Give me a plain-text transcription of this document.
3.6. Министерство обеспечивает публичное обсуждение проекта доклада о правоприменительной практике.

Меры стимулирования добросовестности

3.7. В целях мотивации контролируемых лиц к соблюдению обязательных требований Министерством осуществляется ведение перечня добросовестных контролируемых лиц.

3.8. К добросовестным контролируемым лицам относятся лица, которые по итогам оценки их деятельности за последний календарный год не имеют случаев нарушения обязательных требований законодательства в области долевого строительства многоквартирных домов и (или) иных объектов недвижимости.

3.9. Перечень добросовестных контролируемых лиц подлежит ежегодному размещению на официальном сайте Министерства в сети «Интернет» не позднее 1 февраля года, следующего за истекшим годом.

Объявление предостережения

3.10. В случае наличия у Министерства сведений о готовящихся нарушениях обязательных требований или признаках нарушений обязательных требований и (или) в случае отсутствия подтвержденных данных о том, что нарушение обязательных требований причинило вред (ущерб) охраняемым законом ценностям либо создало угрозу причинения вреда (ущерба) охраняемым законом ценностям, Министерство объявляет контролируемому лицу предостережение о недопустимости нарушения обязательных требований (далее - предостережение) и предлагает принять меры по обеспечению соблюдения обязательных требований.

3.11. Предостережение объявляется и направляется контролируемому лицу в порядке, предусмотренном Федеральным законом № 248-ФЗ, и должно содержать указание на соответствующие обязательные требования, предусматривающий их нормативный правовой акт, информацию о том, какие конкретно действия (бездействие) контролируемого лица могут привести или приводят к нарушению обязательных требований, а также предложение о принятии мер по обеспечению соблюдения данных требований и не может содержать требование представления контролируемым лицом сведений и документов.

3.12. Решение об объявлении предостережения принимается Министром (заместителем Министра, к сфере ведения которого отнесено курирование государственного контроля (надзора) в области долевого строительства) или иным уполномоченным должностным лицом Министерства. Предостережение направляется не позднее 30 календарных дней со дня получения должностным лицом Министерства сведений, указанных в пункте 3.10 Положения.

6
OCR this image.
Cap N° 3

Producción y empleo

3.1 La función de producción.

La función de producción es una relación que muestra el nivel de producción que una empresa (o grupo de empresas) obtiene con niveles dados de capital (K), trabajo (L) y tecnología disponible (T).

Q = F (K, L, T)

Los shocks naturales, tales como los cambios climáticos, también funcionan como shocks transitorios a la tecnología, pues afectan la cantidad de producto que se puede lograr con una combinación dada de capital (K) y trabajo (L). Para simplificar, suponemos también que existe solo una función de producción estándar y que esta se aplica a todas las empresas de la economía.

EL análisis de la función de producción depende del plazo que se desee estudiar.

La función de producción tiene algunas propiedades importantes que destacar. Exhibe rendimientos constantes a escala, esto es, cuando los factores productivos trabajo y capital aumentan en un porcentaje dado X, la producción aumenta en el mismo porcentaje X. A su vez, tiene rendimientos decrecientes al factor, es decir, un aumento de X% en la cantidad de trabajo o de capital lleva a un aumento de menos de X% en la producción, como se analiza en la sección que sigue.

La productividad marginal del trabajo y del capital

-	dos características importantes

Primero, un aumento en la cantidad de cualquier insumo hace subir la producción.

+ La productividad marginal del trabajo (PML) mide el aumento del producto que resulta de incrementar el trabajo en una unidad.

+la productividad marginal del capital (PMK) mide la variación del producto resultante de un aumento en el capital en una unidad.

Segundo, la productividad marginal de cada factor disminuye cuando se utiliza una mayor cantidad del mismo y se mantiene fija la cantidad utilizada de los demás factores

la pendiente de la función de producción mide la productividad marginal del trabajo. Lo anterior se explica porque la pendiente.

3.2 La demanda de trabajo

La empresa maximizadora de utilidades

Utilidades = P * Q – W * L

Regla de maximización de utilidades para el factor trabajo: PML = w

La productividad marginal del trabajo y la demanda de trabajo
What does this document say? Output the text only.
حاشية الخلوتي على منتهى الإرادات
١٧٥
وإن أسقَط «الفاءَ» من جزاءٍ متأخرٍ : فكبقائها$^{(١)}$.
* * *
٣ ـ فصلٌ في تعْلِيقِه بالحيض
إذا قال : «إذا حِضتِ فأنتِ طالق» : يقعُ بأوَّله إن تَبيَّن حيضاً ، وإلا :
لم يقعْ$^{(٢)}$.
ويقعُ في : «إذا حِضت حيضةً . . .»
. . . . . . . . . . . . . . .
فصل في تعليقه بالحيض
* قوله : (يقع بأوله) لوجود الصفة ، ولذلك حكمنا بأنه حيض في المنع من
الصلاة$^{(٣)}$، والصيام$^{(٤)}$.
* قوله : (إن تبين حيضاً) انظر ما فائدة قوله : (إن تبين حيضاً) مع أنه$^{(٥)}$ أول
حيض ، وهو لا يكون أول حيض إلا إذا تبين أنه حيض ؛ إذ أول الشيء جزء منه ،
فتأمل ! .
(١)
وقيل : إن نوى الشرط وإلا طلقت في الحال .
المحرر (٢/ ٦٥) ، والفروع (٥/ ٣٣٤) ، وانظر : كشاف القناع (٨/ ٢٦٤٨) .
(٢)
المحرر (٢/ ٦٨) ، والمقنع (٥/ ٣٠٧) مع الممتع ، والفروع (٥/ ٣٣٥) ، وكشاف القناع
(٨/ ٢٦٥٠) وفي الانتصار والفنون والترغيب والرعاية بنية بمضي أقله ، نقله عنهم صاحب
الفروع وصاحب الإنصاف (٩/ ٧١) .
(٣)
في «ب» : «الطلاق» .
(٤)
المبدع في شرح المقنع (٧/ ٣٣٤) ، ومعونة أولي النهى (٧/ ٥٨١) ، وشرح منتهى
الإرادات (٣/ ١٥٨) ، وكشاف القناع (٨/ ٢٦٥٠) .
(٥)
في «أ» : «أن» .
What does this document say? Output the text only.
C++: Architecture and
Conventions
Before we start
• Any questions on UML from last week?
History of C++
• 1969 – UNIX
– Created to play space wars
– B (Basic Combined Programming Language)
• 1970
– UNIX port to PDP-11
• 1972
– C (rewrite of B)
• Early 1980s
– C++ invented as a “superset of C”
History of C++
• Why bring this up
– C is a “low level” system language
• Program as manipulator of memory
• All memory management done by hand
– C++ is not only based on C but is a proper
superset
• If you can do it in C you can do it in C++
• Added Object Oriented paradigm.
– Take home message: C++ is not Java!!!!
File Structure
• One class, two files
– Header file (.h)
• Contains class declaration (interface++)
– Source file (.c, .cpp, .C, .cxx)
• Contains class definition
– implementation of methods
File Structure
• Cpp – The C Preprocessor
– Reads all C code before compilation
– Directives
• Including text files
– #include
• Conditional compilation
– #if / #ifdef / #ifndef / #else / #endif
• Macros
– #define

__What the task requires__
Working from the material above, retype it in its entirety without change.

__Full response__
Give me a plain-text transcription of this document.
3.6. Министерство обеспечивает публичное обсуждение проекта доклада о правоприменительной практике.

Меры стимулирования добросовестности

3.7. В целях мотивации контролируемых лиц к соблюдению обязательных требований Министерством осуществляется ведение перечня добросовестных контролируемых лиц.

3.8. К добросовестным контролируемым лицам относятся лица, которые по итогам оценки их деятельности за последний календарный год не имеют случаев нарушения обязательных требований законодательства в области долевого строительства многоквартирных домов и (или) иных объектов недвижимости.

3.9. Перечень добросовестных контролируемых лиц подлежит ежегодному размещению на официальном сайте Министерства в сети «Интернет» не позднее 1 февраля года, следующего за истекшим годом.

Объявление предостережения

3.10. В случае наличия у Министерства сведений о готовящихся нарушениях обязательных требований или признаках нарушений обязательных требований и (или) в случае отсутствия подтвержденных данных о том, что нарушение обязательных требований причинило вред (ущерб) охраняемым законом ценностям либо создало угрозу причинения вреда (ущерба) охраняемым законом ценностям, Министерство объявляет контролируемому лицу предостережение о недопустимости нарушения обязательных требований (далее - предостережение) и предлагает принять меры по обеспечению соблюдения обязательных требований.

3.11. Предостережение объявляется и направляется контролируемому лицу в порядке, предусмотренном Федеральным законом № 248-ФЗ, и должно содержать указание на соответствующие обязательные требования, предусматривающий их нормативный правовой акт, информацию о том, какие конкретно действия (бездействие) контролируемого лица могут привести или приводят к нарушению обязательных требований, а также предложение о принятии мер по обеспечению соблюдения данных требований и не может содержать требование представления контролируемым лицом сведений и документов.

3.12. Решение об объявлении предостережения принимается Министром (заместителем Министра, к сфере ведения которого отнесено курирование государственного контроля (надзора) в области долевого строительства) или иным уполномоченным должностным лицом Министерства. Предостережение направляется не позднее 30 календарных дней со дня получения должностным лицом Министерства сведений, указанных в пункте 3.10 Положения.

6
OCR this image.
Cap N° 3

Producción y empleo

3.1 La función de producción.

La función de producción es una relación que muestra el nivel de producción que una empresa (o grupo de empresas) obtiene con niveles dados de capital (K), trabajo (L) y tecnología disponible (T).

Q = F (K, L, T)

Los shocks naturales, tales como los cambios climáticos, también funcionan como shocks transitorios a la tecnología, pues afectan la cantidad de producto que se puede lograr con una combinación dada de capital (K) y trabajo (L). Para simplificar, suponemos también que existe solo una función de producción estándar y que esta se aplica a todas las empresas de la economía.

EL análisis de la función de producción depende del plazo que se desee estudiar.

La función de producción tiene algunas propiedades importantes que destacar. Exhibe rendimientos constantes a escala, esto es, cuando los factores productivos trabajo y capital aumentan en un porcentaje dado X, la producción aumenta en el mismo porcentaje X. A su vez, tiene rendimientos decrecientes al factor, es decir, un aumento de X% en la cantidad de trabajo o de capital lleva a un aumento de menos de X% en la producción, como se analiza en la sección que sigue.

La productividad marginal del trabajo y del capital

-	dos características importantes

Primero, un aumento en la cantidad de cualquier insumo hace subir la producción.

+ La productividad marginal del trabajo (PML) mide el aumento del producto que resulta de incrementar el trabajo en una unidad.

+la productividad marginal del capital (PMK) mide la variación del producto resultante de un aumento en el capital en una unidad.

Segundo, la productividad marginal de cada factor disminuye cuando se utiliza una mayor cantidad del mismo y se mantiene fija la cantidad utilizada de los demás factores

la pendiente de la función de producción mide la productividad marginal del trabajo. Lo anterior se explica porque la pendiente.

3.2 La demanda de trabajo

La empresa maximizadora de utilidades

Utilidades = P * Q – W * L

Regla de maximización de utilidades para el factor trabajo: PML = w

La productividad marginal del trabajo y la demanda de trabajo
What does this document say? Output the text only.
حاشية الخلوتي على منتهى الإرادات
١٧٥
وإن أسقَط «الفاءَ» من جزاءٍ متأخرٍ : فكبقائها$^{(١)}$.
* * *
٣ ـ فصلٌ في تعْلِيقِه بالحيض
إذا قال : «إذا حِضتِ فأنتِ طالق» : يقعُ بأوَّله إن تَبيَّن حيضاً ، وإلا :
لم يقعْ$^{(٢)}$.
ويقعُ في : «إذا حِضت حيضةً . . .»
. . . . . . . . . . . . . . .
فصل في تعليقه بالحيض
* قوله : (يقع بأوله) لوجود الصفة ، ولذلك حكمنا بأنه حيض في المنع من
الصلاة$^{(٣)}$، والصيام$^{(٤)}$.
* قوله : (إن تبين حيضاً) انظر ما فائدة قوله : (إن تبين حيضاً) مع أنه$^{(٥)}$ أول
حيض ، وهو لا يكون أول حيض إلا إذا تبين أنه حيض ؛ إذ أول الشيء جزء منه ،
فتأمل ! .
(١)
وقيل : إن نوى الشرط وإلا طلقت في الحال .
المحرر (٢/ ٦٥) ، والفروع (٥/ ٣٣٤) ، وانظر : كشاف القناع (٨/ ٢٦٤٨) .
(٢)
المحرر (٢/ ٦٨) ، والمقنع (٥/ ٣٠٧) مع الممتع ، والفروع (٥/ ٣٣٥) ، وكشاف القناع
(٨/ ٢٦٥٠) وفي الانتصار والفنون والترغيب والرعاية بنية بمضي أقله ، نقله عنهم صاحب
الفروع وصاحب الإنصاف (٩/ ٧١) .
(٣)
في «ب» : «الطلاق» .
(٤)
المبدع في شرح المقنع (٧/ ٣٣٤) ، ومعونة أولي النهى (٧/ ٥٨١) ، وشرح منتهى
الإرادات (٣/ ١٥٨) ، وكشاف القناع (٨/ ٢٦٥٠) .
(٥)
في «أ» : «أن» .
What does this document say? Output the text only.
C++: Architecture and
Conventions
Before we start
• Any questions on UML from last week?
History of C++
• 1969 – UNIX
– Created to play space wars
– B (Basic Combined Programming Language)
• 1970
– UNIX port to PDP-11
• 1972
– C (rewrite of B)
• Early 1980s
– C++ invented as a “superset of C”
History of C++
• Why bring this up
– C is a “low level” system language
• Program as manipulator of memory
• All memory management done by hand
– C++ is not only based on C but is a proper
superset
• If you can do it in C you can do it in C++
• Added Object Oriented paradigm.
– Take home message: C++ is not Java!!!!
File Structure
• One class, two files
– Header file (.h)
• Contains class declaration (interface++)
– Source file (.c, .cpp, .C, .cxx)
• Contains class definition
– implementation of methods
File Structure
• Cpp – The C Preprocessor
– Reads all C code before compilation
– Directives
• Including text files
– #include
• Conditional compilation
– #if / #ifdef / #ifndef / #else / #endif
• Macros
– #define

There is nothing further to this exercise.